Work to be completed:
Take the records below and extract, word for word, the lines from the one containing "Output a JSON" through the final line, inclusive. Omit pictures.

[Dataset records on visual material]
####
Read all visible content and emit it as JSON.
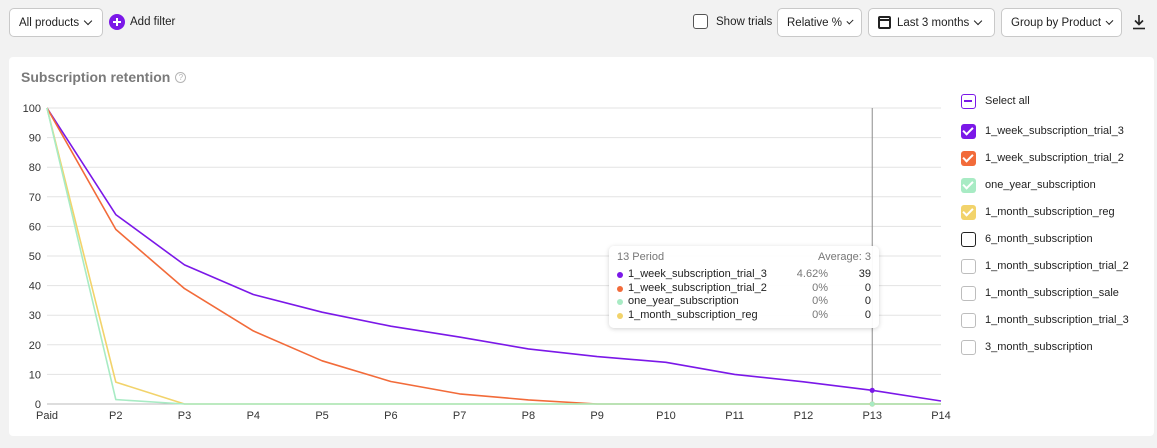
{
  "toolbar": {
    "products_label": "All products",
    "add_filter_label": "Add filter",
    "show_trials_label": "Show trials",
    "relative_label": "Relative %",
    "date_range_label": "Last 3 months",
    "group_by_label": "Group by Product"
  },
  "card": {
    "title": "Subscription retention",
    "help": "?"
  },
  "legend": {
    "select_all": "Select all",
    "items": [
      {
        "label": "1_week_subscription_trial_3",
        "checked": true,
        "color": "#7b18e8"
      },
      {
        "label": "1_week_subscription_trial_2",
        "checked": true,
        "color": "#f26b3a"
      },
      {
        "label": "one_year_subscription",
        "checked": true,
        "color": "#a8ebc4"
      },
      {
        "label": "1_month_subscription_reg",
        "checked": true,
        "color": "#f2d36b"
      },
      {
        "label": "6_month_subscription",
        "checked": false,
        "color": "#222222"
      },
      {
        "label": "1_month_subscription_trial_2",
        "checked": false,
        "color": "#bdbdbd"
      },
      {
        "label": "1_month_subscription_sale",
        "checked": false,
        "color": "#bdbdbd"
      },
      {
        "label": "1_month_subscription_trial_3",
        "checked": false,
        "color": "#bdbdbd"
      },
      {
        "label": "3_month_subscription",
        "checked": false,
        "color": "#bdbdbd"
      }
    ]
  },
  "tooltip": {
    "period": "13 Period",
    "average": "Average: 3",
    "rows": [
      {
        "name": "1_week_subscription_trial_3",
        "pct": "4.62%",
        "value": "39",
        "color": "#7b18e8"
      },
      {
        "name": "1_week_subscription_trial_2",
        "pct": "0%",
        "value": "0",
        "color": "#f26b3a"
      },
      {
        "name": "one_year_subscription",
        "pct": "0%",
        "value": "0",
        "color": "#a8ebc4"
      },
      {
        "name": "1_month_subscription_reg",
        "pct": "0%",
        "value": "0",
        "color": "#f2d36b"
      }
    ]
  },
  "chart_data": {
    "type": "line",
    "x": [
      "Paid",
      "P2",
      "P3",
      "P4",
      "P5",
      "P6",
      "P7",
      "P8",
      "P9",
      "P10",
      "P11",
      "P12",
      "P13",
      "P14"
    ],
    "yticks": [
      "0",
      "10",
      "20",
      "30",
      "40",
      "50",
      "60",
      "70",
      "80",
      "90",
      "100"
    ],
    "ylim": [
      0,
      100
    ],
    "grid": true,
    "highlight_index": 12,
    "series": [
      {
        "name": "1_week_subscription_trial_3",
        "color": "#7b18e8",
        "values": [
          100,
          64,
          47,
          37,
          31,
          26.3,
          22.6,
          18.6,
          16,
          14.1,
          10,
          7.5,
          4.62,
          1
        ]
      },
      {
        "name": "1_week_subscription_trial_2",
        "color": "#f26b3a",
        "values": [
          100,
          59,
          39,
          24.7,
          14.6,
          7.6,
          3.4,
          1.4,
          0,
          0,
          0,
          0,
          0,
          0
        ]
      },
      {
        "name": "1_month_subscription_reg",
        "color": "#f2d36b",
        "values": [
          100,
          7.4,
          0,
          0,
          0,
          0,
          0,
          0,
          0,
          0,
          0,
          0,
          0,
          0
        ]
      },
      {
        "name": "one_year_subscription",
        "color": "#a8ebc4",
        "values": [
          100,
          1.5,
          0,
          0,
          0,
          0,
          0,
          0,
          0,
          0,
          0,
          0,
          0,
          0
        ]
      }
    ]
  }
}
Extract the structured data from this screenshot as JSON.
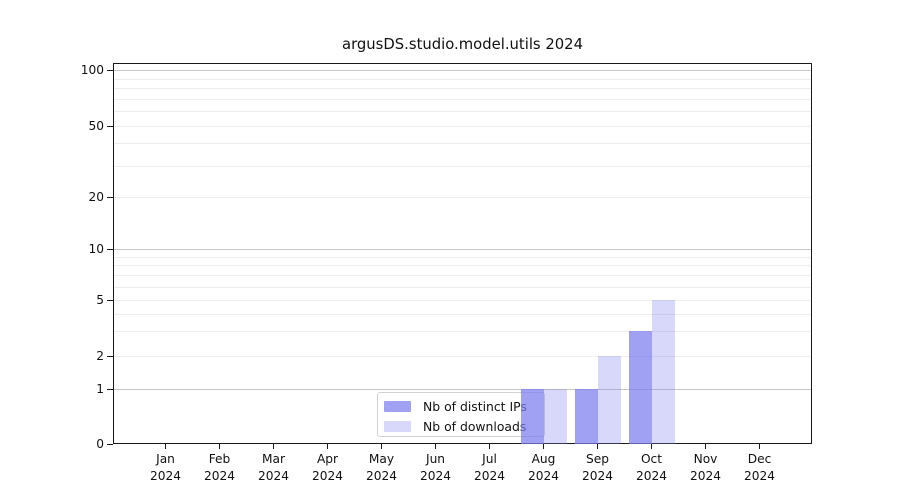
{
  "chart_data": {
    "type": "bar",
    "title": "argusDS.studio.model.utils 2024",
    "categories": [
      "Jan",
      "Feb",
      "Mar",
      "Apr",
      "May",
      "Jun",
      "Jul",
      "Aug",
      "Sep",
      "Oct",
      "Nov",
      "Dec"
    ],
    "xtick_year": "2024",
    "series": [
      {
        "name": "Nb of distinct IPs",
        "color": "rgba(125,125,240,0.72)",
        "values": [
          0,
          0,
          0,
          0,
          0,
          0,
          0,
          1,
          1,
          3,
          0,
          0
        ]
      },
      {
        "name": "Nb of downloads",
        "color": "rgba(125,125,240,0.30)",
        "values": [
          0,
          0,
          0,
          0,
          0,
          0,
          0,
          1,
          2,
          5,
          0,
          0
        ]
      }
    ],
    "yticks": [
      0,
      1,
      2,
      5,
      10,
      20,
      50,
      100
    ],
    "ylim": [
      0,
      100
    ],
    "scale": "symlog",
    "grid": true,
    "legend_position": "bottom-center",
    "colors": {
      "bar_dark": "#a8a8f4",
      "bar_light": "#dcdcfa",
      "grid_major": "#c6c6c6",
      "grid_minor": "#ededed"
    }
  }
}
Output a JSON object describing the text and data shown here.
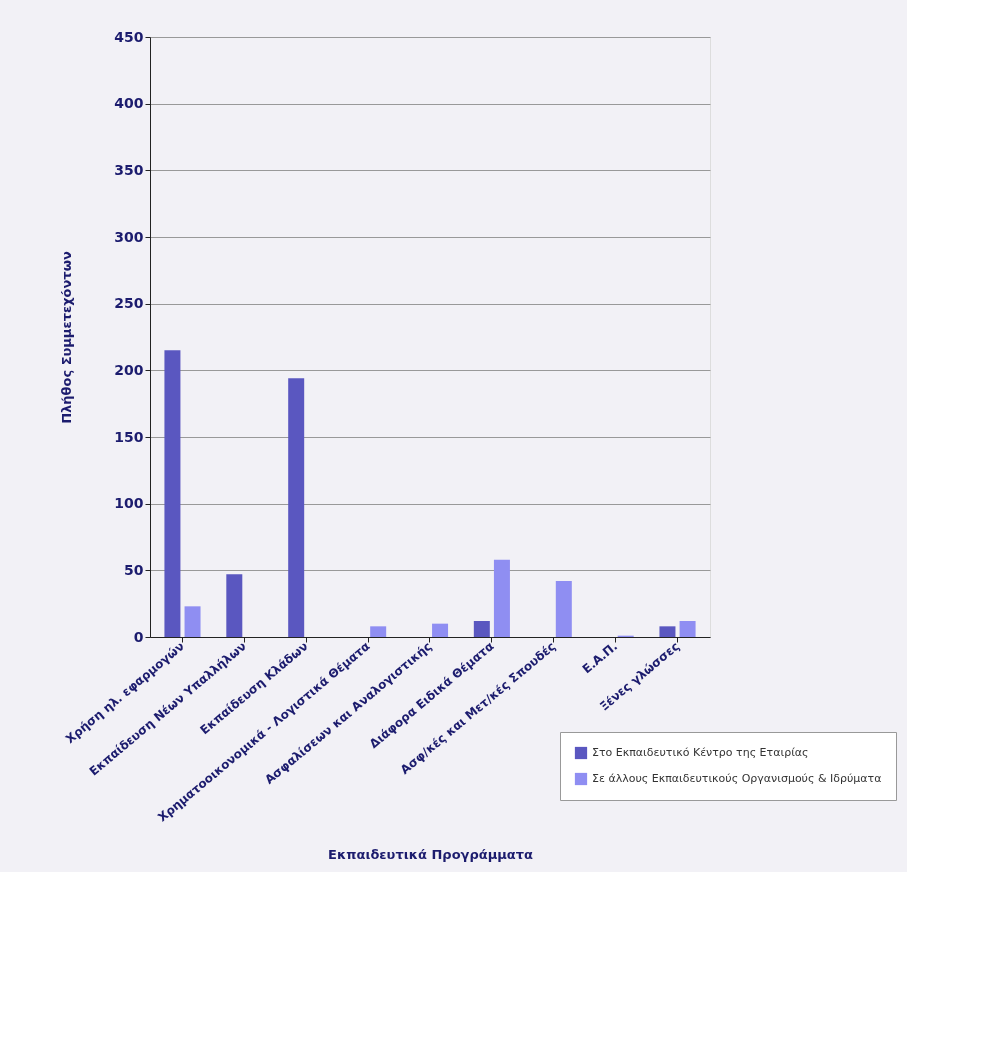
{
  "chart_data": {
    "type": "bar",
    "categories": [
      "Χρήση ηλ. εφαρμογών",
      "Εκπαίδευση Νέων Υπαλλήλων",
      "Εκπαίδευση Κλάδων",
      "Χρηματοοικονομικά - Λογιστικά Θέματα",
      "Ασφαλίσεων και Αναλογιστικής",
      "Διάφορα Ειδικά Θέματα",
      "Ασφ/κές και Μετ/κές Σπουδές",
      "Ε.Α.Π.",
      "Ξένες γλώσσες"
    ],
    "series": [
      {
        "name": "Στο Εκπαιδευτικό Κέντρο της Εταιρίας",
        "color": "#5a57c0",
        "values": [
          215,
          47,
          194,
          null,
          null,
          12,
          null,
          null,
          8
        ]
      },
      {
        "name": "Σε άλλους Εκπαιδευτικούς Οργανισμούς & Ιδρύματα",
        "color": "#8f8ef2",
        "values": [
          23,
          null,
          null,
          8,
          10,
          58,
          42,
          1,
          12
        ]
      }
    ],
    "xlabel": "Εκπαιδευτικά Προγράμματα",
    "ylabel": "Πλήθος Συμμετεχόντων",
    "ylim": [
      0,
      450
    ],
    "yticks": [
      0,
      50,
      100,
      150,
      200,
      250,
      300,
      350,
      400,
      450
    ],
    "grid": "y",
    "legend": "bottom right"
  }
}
####
Answer in full:
Output a JSON object describing the text and data shown here.
{
  "chart_data": {
    "type": "bar",
    "categories": [
      "Χρήση ηλ. εφαρμογών",
      "Εκπαίδευση Νέων Υπαλλήλων",
      "Εκπαίδευση Κλάδων",
      "Χρηματοοικονομικά - Λογιστικά Θέματα",
      "Ασφαλίσεων και Αναλογιστικής",
      "Διάφορα Ειδικά Θέματα",
      "Ασφ/κές και Μετ/κές Σπουδές",
      "Ε.Α.Π.",
      "Ξένες γλώσσες"
    ],
    "series": [
      {
        "name": "Στο Εκπαιδευτικό Κέντρο της Εταιρίας",
        "color": "#5a57c0",
        "values": [
          215,
          47,
          194,
          null,
          null,
          12,
          null,
          null,
          8
        ]
      },
      {
        "name": "Σε άλλους Εκπαιδευτικούς Οργανισμούς & Ιδρύματα",
        "color": "#8f8ef2",
        "values": [
          23,
          null,
          null,
          8,
          10,
          58,
          42,
          1,
          12
        ]
      }
    ],
    "xlabel": "Εκπαιδευτικά Προγράμματα",
    "ylabel": "Πλήθος Συμμετεχόντων",
    "ylim": [
      0,
      450
    ],
    "yticks": [
      0,
      50,
      100,
      150,
      200,
      250,
      300,
      350,
      400,
      450
    ],
    "grid": "y",
    "legend": "bottom right"
  }
}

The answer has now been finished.